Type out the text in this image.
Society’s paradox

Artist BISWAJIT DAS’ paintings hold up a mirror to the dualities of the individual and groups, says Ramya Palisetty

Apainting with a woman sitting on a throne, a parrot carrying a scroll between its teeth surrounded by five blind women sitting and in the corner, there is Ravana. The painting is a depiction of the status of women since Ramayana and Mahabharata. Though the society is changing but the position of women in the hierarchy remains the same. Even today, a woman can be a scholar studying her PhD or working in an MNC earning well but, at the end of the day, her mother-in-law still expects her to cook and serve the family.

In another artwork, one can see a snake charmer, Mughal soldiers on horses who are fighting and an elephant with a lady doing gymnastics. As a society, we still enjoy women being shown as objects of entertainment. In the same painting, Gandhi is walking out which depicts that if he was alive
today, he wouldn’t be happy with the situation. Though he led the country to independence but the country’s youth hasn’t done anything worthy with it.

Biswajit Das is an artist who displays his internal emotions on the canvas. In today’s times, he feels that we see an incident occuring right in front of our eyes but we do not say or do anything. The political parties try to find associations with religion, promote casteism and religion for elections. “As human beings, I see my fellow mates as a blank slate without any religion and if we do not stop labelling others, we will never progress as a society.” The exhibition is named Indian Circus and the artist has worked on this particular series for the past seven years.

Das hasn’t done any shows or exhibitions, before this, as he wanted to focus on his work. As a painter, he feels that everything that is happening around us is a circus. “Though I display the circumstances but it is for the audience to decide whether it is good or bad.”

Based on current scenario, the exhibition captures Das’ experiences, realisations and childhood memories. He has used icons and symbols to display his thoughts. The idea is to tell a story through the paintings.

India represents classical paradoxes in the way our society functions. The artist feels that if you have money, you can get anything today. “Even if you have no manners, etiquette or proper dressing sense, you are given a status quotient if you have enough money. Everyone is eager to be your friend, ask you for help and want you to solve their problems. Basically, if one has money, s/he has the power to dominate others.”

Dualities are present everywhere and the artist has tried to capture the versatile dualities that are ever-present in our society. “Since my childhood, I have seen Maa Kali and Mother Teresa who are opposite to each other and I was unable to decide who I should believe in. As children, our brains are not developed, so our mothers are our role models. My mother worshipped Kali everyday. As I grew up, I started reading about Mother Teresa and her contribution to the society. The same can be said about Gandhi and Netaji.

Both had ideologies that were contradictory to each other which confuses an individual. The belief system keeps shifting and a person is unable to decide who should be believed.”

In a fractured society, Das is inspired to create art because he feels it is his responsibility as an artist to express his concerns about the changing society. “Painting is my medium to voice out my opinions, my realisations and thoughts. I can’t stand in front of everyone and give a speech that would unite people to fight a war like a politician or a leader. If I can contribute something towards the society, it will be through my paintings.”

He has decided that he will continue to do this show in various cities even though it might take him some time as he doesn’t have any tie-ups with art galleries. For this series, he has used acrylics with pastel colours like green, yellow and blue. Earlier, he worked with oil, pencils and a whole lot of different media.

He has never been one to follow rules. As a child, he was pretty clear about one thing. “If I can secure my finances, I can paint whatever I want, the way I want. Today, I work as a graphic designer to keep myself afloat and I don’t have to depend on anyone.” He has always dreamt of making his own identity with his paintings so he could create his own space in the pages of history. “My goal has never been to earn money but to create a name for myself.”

########################################

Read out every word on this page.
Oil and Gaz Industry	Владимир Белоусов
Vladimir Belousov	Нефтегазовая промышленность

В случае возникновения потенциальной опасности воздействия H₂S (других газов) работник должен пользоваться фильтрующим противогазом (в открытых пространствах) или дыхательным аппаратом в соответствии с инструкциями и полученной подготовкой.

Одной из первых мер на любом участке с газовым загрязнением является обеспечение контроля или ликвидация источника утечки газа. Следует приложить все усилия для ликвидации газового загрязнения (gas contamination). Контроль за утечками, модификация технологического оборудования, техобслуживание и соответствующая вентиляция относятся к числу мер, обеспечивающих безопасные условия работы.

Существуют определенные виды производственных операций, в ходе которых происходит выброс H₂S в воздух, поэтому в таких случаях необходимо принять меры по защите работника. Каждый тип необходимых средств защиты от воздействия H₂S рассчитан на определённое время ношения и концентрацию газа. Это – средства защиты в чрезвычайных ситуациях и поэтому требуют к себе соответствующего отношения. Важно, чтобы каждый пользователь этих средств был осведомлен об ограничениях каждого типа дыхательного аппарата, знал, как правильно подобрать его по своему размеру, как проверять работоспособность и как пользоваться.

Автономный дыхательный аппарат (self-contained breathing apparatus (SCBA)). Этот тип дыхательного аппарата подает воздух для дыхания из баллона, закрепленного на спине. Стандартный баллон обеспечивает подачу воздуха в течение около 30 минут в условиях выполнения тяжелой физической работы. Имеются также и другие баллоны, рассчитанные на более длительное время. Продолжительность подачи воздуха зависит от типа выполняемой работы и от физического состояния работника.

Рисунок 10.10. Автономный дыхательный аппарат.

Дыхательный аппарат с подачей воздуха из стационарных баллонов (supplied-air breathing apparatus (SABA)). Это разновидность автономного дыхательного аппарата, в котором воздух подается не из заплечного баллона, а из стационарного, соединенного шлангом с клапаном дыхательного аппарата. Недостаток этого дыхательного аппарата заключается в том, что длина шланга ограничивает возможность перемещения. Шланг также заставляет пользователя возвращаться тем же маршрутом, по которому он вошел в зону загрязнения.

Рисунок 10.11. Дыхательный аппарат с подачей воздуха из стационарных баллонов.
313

########################################

▸ AIM OF THE TASK
Point out every line holding the string "пользоваться" and copy it.

▸ FINISHED TASK
В случае возникновения потенциальной опасности воздействия H₂S (других газов) работник должен пользоваться фильтрующим противогазом (в открытых пространствах) или дыхательным аппаратом в соответствии с инструкциями и полученной подготовкой.
Существуют определенные виды производственных операций, в ходе которых происходит выброс H₂S в воздух, поэтому в таких случаях необходимо принять меры по защите работника. Каждый тип необходимых средств защиты от воздействия H₂S рассчитан на определённое время ношения и концентрацию газа. Это – средства защиты в чрезвычайных ситуациях и поэтому требуют к себе соответствующего отношения. Важно, чтобы каждый пользователь этих средств был осведомлен об ограничениях каждого типа дыхательного аппарата, знал, как правильно подобрать его по своему размеру, как проверять работоспособность и как пользоваться.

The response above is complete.